* [Task description] Put every line of the entries below into a numbered list, leaving out blank lines and omitting the pictures.

## Start Material for this exercise

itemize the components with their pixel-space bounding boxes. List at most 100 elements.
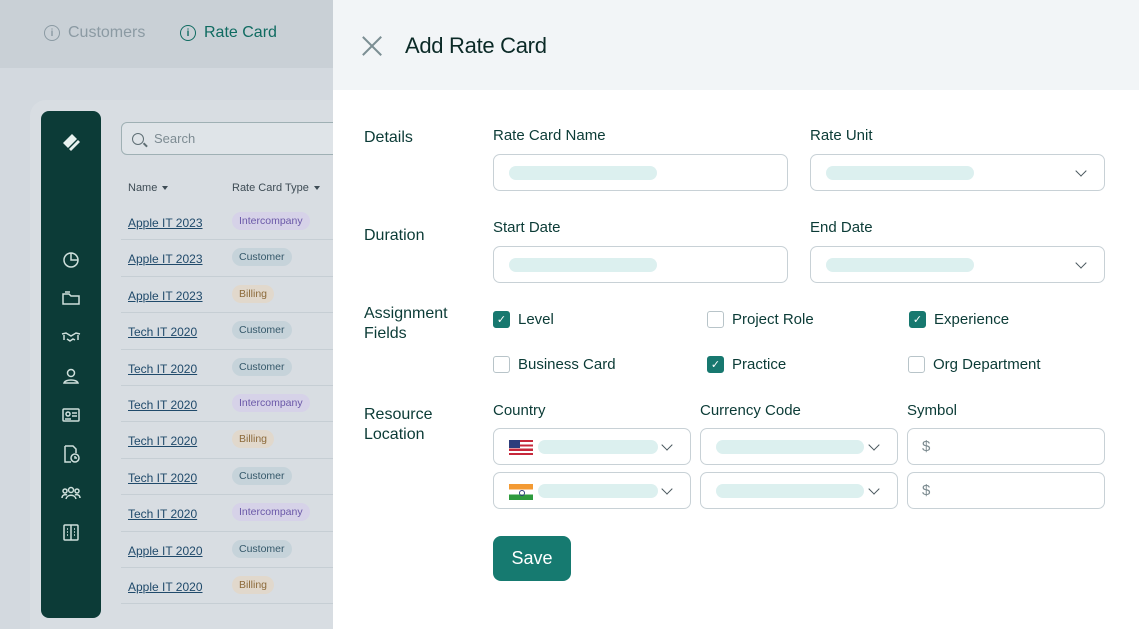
table-row[interactable]: Apple IT 2023 Intercompany — [121, 204, 336, 241]
table-row[interactable]: Apple IT 2020 Customer — [121, 532, 336, 568]
table-row[interactable]: Apple IT 2023 Billing — [121, 277, 336, 314]
checkbox-experience[interactable]: ✓ Experience — [909, 311, 1009, 328]
tab-label: Rate Card — [204, 24, 277, 41]
user-icon[interactable] — [61, 366, 81, 386]
type-badge: Billing — [232, 575, 275, 594]
handshake-icon[interactable] — [61, 327, 81, 347]
checkbox-org-department[interactable]: Org Department — [908, 356, 1041, 373]
search-placeholder: Search — [154, 131, 196, 146]
column-header-label: Name — [128, 182, 158, 194]
chevron-down-icon — [1075, 257, 1087, 269]
close-icon[interactable] — [361, 35, 383, 57]
save-button[interactable]: Save — [493, 536, 571, 581]
column-header-name[interactable]: Name — [128, 182, 169, 194]
table-row[interactable]: Tech IT 2020 Customer — [121, 459, 336, 496]
checkbox-unchecked-icon[interactable] — [493, 356, 510, 373]
row-name-link[interactable]: Apple IT 2023 — [128, 216, 203, 230]
currency-code-select[interactable] — [700, 428, 898, 465]
tab-customers[interactable]: i Customers — [44, 24, 145, 42]
symbol-input[interactable]: $ — [907, 428, 1105, 465]
type-badge: Customer — [232, 248, 292, 267]
select-placeholder-bar — [538, 484, 658, 498]
id-card-icon[interactable] — [61, 405, 81, 425]
folder-icon[interactable] — [61, 288, 81, 308]
row-name-link[interactable]: Tech IT 2020 — [128, 398, 197, 412]
row-name-link[interactable]: Tech IT 2020 — [128, 434, 197, 448]
start-date-input[interactable] — [493, 246, 788, 283]
chevron-down-icon — [868, 439, 880, 451]
select-placeholder-bar — [716, 484, 864, 498]
table-row[interactable]: Apple IT 2020 Billing — [121, 568, 336, 605]
section-label-resource-location: Resource Location — [364, 406, 433, 443]
row-name-link[interactable]: Apple IT 2020 — [128, 580, 203, 594]
search-input[interactable]: Search — [121, 122, 351, 155]
row-name-link[interactable]: Apple IT 2023 — [128, 289, 203, 303]
checkbox-practice[interactable]: ✓ Practice — [707, 356, 786, 373]
currency-symbol: $ — [922, 438, 931, 455]
app-logo-icon[interactable] — [60, 131, 82, 153]
table-row[interactable]: Tech IT 2020 Billing — [121, 422, 336, 459]
country-select[interactable] — [493, 428, 691, 465]
end-date-select[interactable] — [810, 246, 1105, 283]
start-date-label: Start Date — [493, 219, 561, 236]
type-badge: Billing — [232, 284, 275, 303]
checkbox-unchecked-icon[interactable] — [908, 356, 925, 373]
symbol-input[interactable]: $ — [907, 472, 1105, 509]
document-clock-icon[interactable] — [61, 444, 81, 464]
country-select[interactable] — [493, 472, 691, 509]
rate-unit-select[interactable] — [810, 154, 1105, 191]
type-badge: Customer — [232, 357, 292, 376]
type-badge: Billing — [232, 430, 275, 449]
tab-rate-card[interactable]: i Rate Card — [180, 24, 277, 42]
add-rate-card-modal: Add Rate Card Details Rate Card Name Rat… — [333, 0, 1139, 629]
chevron-down-icon — [1075, 165, 1087, 177]
symbol-label: Symbol — [907, 402, 958, 419]
modal-title: Add Rate Card — [405, 33, 547, 58]
input-placeholder-bar — [509, 166, 657, 180]
country-label: Country — [493, 402, 546, 419]
row-name-link[interactable]: Tech IT 2020 — [128, 325, 197, 339]
rate-card-name-input[interactable] — [493, 154, 788, 191]
rate-unit-label: Rate Unit — [810, 127, 873, 144]
checkbox-checked-icon[interactable]: ✓ — [707, 356, 724, 373]
input-placeholder-bar — [509, 258, 657, 272]
row-name-link[interactable]: Tech IT 2020 — [128, 507, 197, 521]
us-flag-icon — [509, 440, 533, 455]
select-placeholder-bar — [716, 440, 864, 454]
column-header-label: Rate Card Type — [232, 182, 309, 194]
row-name-link[interactable]: Apple IT 2023 — [128, 252, 203, 266]
type-badge: Intercompany — [232, 503, 310, 522]
info-icon: i — [44, 25, 60, 41]
checkbox-label: Org Department — [933, 356, 1041, 373]
checkbox-checked-icon[interactable]: ✓ — [493, 311, 510, 328]
row-name-link[interactable]: Tech IT 2020 — [128, 362, 197, 376]
row-name-link[interactable]: Apple IT 2020 — [128, 544, 203, 558]
checkbox-business-card[interactable]: Business Card — [493, 356, 616, 373]
select-placeholder-bar — [538, 440, 658, 454]
chevron-down-icon — [868, 483, 880, 495]
table-row[interactable]: Tech IT 2020 Customer — [121, 313, 336, 350]
checkbox-project-role[interactable]: Project Role — [707, 311, 814, 328]
tab-label: Customers — [68, 24, 146, 41]
checkbox-level[interactable]: ✓ Level — [493, 311, 554, 328]
table-row[interactable]: Tech IT 2020 Intercompany — [121, 386, 336, 423]
info-icon: i — [180, 25, 196, 41]
checkbox-label: Practice — [732, 356, 787, 373]
table-row[interactable]: Apple IT 2023 Customer — [121, 240, 336, 277]
checkbox-unchecked-icon[interactable] — [707, 311, 724, 328]
currency-code-select[interactable] — [700, 472, 898, 509]
table-row[interactable]: Tech IT 2020 Customer — [121, 350, 336, 386]
select-placeholder-bar — [826, 166, 974, 180]
row-name-link[interactable]: Tech IT 2020 — [128, 471, 197, 485]
dashboard-icon[interactable] — [61, 250, 81, 270]
table-row[interactable]: Tech IT 2020 Intercompany — [121, 495, 336, 532]
checkbox-checked-icon[interactable]: ✓ — [909, 311, 926, 328]
team-icon[interactable] — [61, 483, 81, 503]
currency-code-label: Currency Code — [700, 402, 801, 419]
rate-card-name-label: Rate Card Name — [493, 127, 606, 144]
sort-down-icon — [313, 186, 320, 190]
section-label-duration: Duration — [364, 227, 425, 244]
column-header-rate-card-type[interactable]: Rate Card Type — [232, 182, 320, 194]
building-icon[interactable] — [61, 522, 81, 542]
modal-header: Add Rate Card — [333, 0, 1139, 90]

## End Material for this exercise

* [Complete answer]
1. itemize the components with their pixel-space bounding boxes. List at most 100 elements.
2. table-row[interactable]: Apple IT 2023 Intercompany — [121, 204, 336, 241]
3. table-row[interactable]: Apple IT 2020 Customer — [121, 532, 336, 568]
4. table-row[interactable]: Apple IT 2023 Billing — [121, 277, 336, 314]
5. checkbox-experience[interactable]: ✓ Experience — [909, 311, 1009, 328]
6. tab-label: Rate Card — [204, 24, 277, 41]
7. user-icon[interactable] — [61, 366, 81, 386]
8. type-badge: Billing — [232, 575, 275, 594]
9. handshake-icon[interactable] — [61, 327, 81, 347]
10. checkbox-org-department[interactable]: Org Department — [908, 356, 1041, 373]
11. search-placeholder: Search — [154, 131, 196, 146]
12. column-header-label: Name — [128, 182, 158, 194]
13. chevron-down-icon — [1075, 257, 1087, 269]
14. close-icon[interactable] — [361, 35, 383, 57]
15. save-button[interactable]: Save — [493, 536, 571, 581]
16. column-header-name[interactable]: Name — [128, 182, 169, 194]
17. table-row[interactable]: Tech IT 2020 Customer — [121, 459, 336, 496]
18. checkbox-unchecked-icon[interactable] — [493, 356, 510, 373]
19. row-name-link[interactable]: Apple IT 2023 — [128, 216, 203, 230]
20. currency-code-select[interactable] — [700, 428, 898, 465]
21. tab-customers[interactable]: i Customers — [44, 24, 145, 42]
22. symbol-input[interactable]: $ — [907, 428, 1105, 465]
23. type-badge: Customer — [232, 248, 292, 267]
24. select-placeholder-bar — [538, 484, 658, 498]
25. id-card-icon[interactable] — [61, 405, 81, 425]
26. folder-icon[interactable] — [61, 288, 81, 308]
27. row-name-link[interactable]: Tech IT 2020 — [128, 398, 197, 412]
28. row-name-link[interactable]: Tech IT 2020 — [128, 434, 197, 448]
29. start-date-input[interactable] — [493, 246, 788, 283]
30. chevron-down-icon — [868, 439, 880, 451]
31. select-placeholder-bar — [716, 484, 864, 498]
32. table-row[interactable]: Apple IT 2020 Billing — [121, 568, 336, 605]
33. section-label-resource-location: Resource Location — [364, 406, 433, 443]
34. row-name-link[interactable]: Apple IT 2020 — [128, 580, 203, 594]
35. search-input[interactable]: Search — [121, 122, 351, 155]
36. row-name-link[interactable]: Apple IT 2023 — [128, 289, 203, 303]
37. checkbox-practice[interactable]: ✓ Practice — [707, 356, 786, 373]
38. currency-symbol: $ — [922, 438, 931, 455]
39. app-logo-icon[interactable] — [60, 131, 82, 153]
40. table-row[interactable]: Tech IT 2020 Billing — [121, 422, 336, 459]
41. country-select[interactable] — [493, 428, 691, 465]
42. end-date-select[interactable] — [810, 246, 1105, 283]
43. start-date-label: Start Date — [493, 219, 561, 236]
44. type-badge: Billing — [232, 284, 275, 303]
45. checkbox-unchecked-icon[interactable] — [908, 356, 925, 373]
46. symbol-input[interactable]: $ — [907, 472, 1105, 509]
47. document-clock-icon[interactable] — [61, 444, 81, 464]
48. country-select[interactable] — [493, 472, 691, 509]
49. rate-unit-select[interactable] — [810, 154, 1105, 191]
50. type-badge: Customer — [232, 357, 292, 376]
51. type-badge: Billing — [232, 430, 275, 449]
52. tab-rate-card[interactable]: i Rate Card — [180, 24, 277, 42]
53. add-rate-card-modal: Add Rate Card Details Rate Card Name Rat… — [333, 0, 1139, 629]
54. chevron-down-icon — [1075, 165, 1087, 177]
55. symbol-label: Symbol — [907, 402, 958, 419]
56. modal-title: Add Rate Card — [405, 33, 547, 58]
57. input-placeholder-bar — [509, 166, 657, 180]
58. country-label: Country — [493, 402, 546, 419]
59. row-name-link[interactable]: Tech IT 2020 — [128, 325, 197, 339]
60. rate-card-name-input[interactable] — [493, 154, 788, 191]
61. rate-unit-label: Rate Unit — [810, 127, 873, 144]
62. checkbox-checked-icon[interactable]: ✓ — [707, 356, 724, 373]
63. input-placeholder-bar — [509, 258, 657, 272]
64. row-name-link[interactable]: Tech IT 2020 — [128, 507, 197, 521]
65. us-flag-icon — [509, 440, 533, 455]
66. select-placeholder-bar — [716, 440, 864, 454]
67. column-header-label: Rate Card Type — [232, 182, 309, 194]
68. row-name-link[interactable]: Apple IT 2023 — [128, 252, 203, 266]
69. type-badge: Intercompany — [232, 503, 310, 522]
70. info-icon: i — [44, 25, 60, 41]
71. checkbox-label: Org Department — [933, 356, 1041, 373]
72. checkbox-checked-icon[interactable]: ✓ — [493, 311, 510, 328]
73. row-name-link[interactable]: Tech IT 2020 — [128, 362, 197, 376]
74. row-name-link[interactable]: Apple IT 2020 — [128, 544, 203, 558]
75. checkbox-business-card[interactable]: Business Card — [493, 356, 616, 373]
76. select-placeholder-bar — [538, 440, 658, 454]
77. chevron-down-icon — [868, 483, 880, 495]
78. table-row[interactable]: Tech IT 2020 Customer — [121, 313, 336, 350]
79. checkbox-project-role[interactable]: Project Role — [707, 311, 814, 328]
80. tab-label: Customers — [68, 24, 146, 41]
81. checkbox-level[interactable]: ✓ Level — [493, 311, 554, 328]
82. table-row[interactable]: Tech IT 2020 Intercompany — [121, 386, 336, 423]
83. info-icon: i — [180, 25, 196, 41]
84. checkbox-label: Practice — [732, 356, 787, 373]
85. table-row[interactable]: Apple IT 2023 Customer — [121, 240, 336, 277]
86. checkbox-unchecked-icon[interactable] — [707, 311, 724, 328]
87. currency-code-select[interactable] — [700, 472, 898, 509]
88. table-row[interactable]: Tech IT 2020 Customer — [121, 350, 336, 386]
89. select-placeholder-bar — [826, 166, 974, 180]
90. row-name-link[interactable]: Tech IT 2020 — [128, 471, 197, 485]
91. dashboard-icon[interactable] — [61, 250, 81, 270]
92. table-row[interactable]: Tech IT 2020 Intercompany — [121, 495, 336, 532]
93. checkbox-checked-icon[interactable]: ✓ — [909, 311, 926, 328]
94. team-icon[interactable] — [61, 483, 81, 503]
95. currency-code-label: Currency Code — [700, 402, 801, 419]
96. rate-card-name-label: Rate Card Name — [493, 127, 606, 144]
97. sort-down-icon — [313, 186, 320, 190]
98. section-label-duration: Duration — [364, 227, 425, 244]
99. column-header-rate-card-type[interactable]: Rate Card Type — [232, 182, 320, 194]
100. building-icon[interactable] — [61, 522, 81, 542]
101. modal-header: Add Rate Card — [333, 0, 1139, 90]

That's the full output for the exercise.